STATED TASK: Identify the lines that contain the string "渔夫能否平安归来", then copy each of them.

>> start MATERIAL FOR THIS EXERCISE

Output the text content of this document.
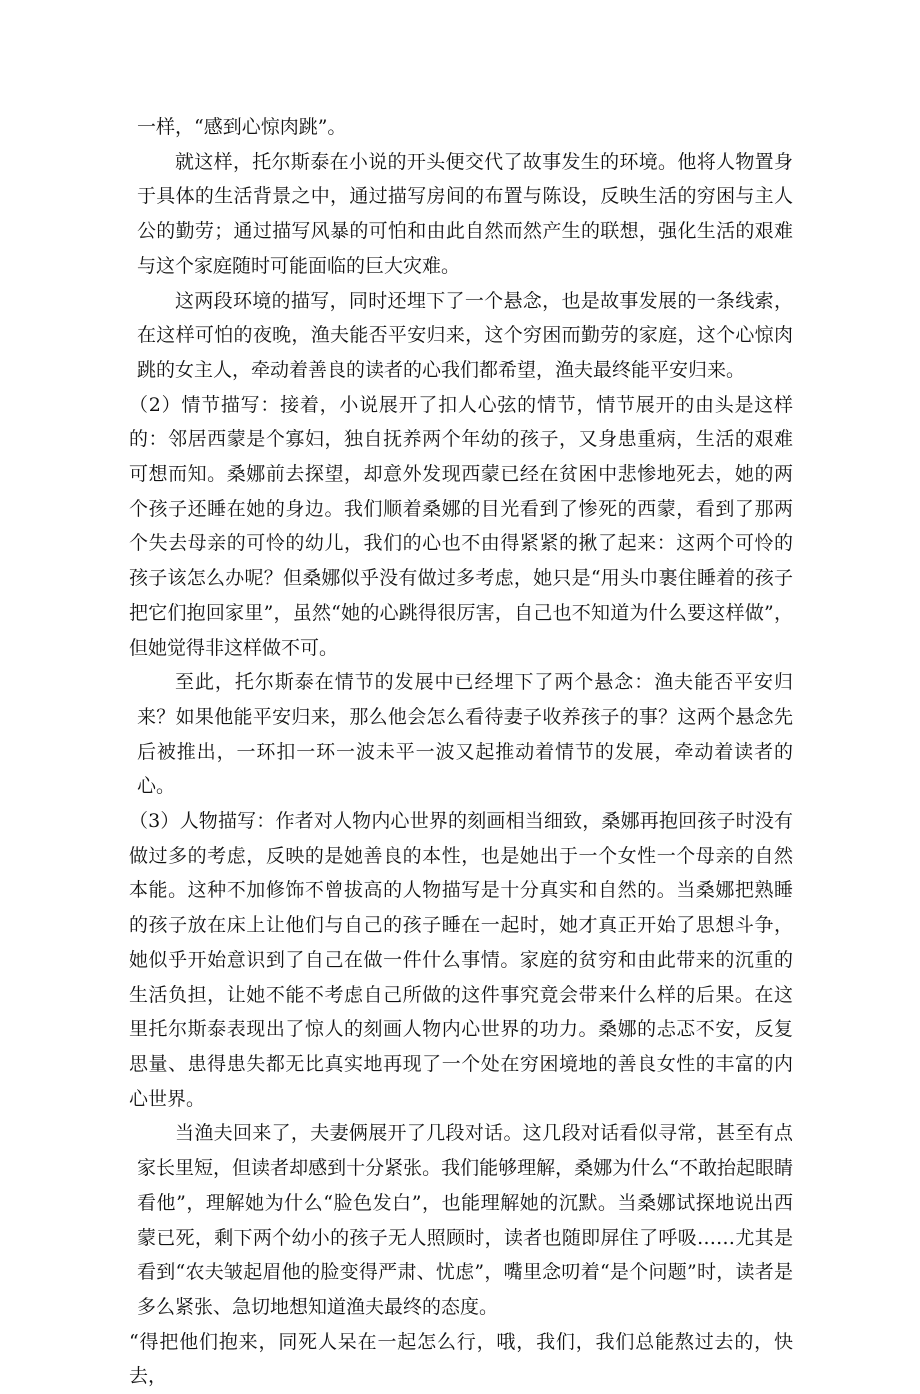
一样，“感到心惊肉跳”。

就这样，托尔斯泰在小说的开头便交代了故事发生的环境。他将人物置身于具体的生活背景之中，通过描写房间的布置与陈设，反映生活的穷困与主人公的勤劳；通过描写风暴的可怕和由此自然而然产生的联想，强化生活的艰难与这个家庭随时可能面临的巨大灾难。

这两段环境的描写，同时还埋下了一个悬念，也是故事发展的一条线索，在这样可怕的夜晚，渔夫能否平安归来，这个穷困而勤劳的家庭，这个心惊肉跳的女主人，牵动着善良的读者的心我们都希望，渔夫最终能平安归来。

（2）情节描写：接着，小说展开了扣人心弦的情节，情节展开的由头是这样的：邻居西蒙是个寡妇，独自抚养两个年幼的孩子，又身患重病，生活的艰难可想而知。桑娜前去探望，却意外发现西蒙已经在贫困中悲惨地死去，她的两个孩子还睡在她的身边。我们顺着桑娜的目光看到了惨死的西蒙，看到了那两个失去母亲的可怜的幼儿，我们的心也不由得紧紧的揪了起来：这两个可怜的孩子该怎么办呢？但桑娜似乎没有做过多考虑，她只是“用头巾裹住睡着的孩子把它们抱回家里”，虽然“她的心跳得很厉害，自己也不知道为什么要这样做”，但她觉得非这样做不可。

至此，托尔斯泰在情节的发展中已经埋下了两个悬念：渔夫能否平安归来？如果他能平安归来，那么他会怎么看待妻子收养孩子的事？这两个悬念先后被推出，一环扣一环一波未平一波又起推动着情节的发展，牵动着读者的心。

（3）人物描写：作者对人物内心世界的刻画相当细致，桑娜再抱回孩子时没有做过多的考虑，反映的是她善良的本性，也是她出于一个女性一个母亲的自然本能。这种不加修饰不曾拔高的人物描写是十分真实和自然的。当桑娜把熟睡的孩子放在床上让他们与自己的孩子睡在一起时，她才真正开始了思想斗争，她似乎开始意识到了自己在做一件什么事情。家庭的贫穷和由此带来的沉重的生活负担，让她不能不考虑自己所做的这件事究竟会带来什么样的后果。在这里托尔斯泰表现出了惊人的刻画人物内心世界的功力。桑娜的忐忑不安，反复思量、患得患失都无比真实地再现了一个处在穷困境地的善良女性的丰富的内心世界。

当渔夫回来了，夫妻俩展开了几段对话。这几段对话看似寻常，甚至有点家长里短，但读者却感到十分紧张。我们能够理解，桑娜为什么“不敢抬起眼睛看他”，理解她为什么“脸色发白”，也能理解她的沉默。当桑娜试探地说出西蒙已死，剩下两个幼小的孩子无人照顾时，读者也随即屏住了呼吸……尤其是看到“农夫皱起眉他的脸变得严肃、忧虑”，嘴里念叨着“是个问题”时，读者是多么紧张、急切地想知道渔夫最终的态度。

“得把他们抱来，同死人呆在一起怎么行，哦，我们，我们总能熬过去的，快去，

>> end MATERIAL FOR THIS EXERCISE

TASK RESULT:
这两段环境的描写，同时还埋下了一个悬念，也是故事发展的一条线索，在这样可怕的夜晚，渔夫能否平安归来，这个穷困而勤劳的家庭，这个心惊肉跳的女主人，牵动着善良的读者的心我们都希望，渔夫最终能平安归来。
至此，托尔斯泰在情节的发展中已经埋下了两个悬念：渔夫能否平安归来？如果他能平安归来，那么他会怎么看待妻子收养孩子的事？这两个悬念先后被推出，一环扣一环一波未平一波又起推动着情节的发展，牵动着读者的心。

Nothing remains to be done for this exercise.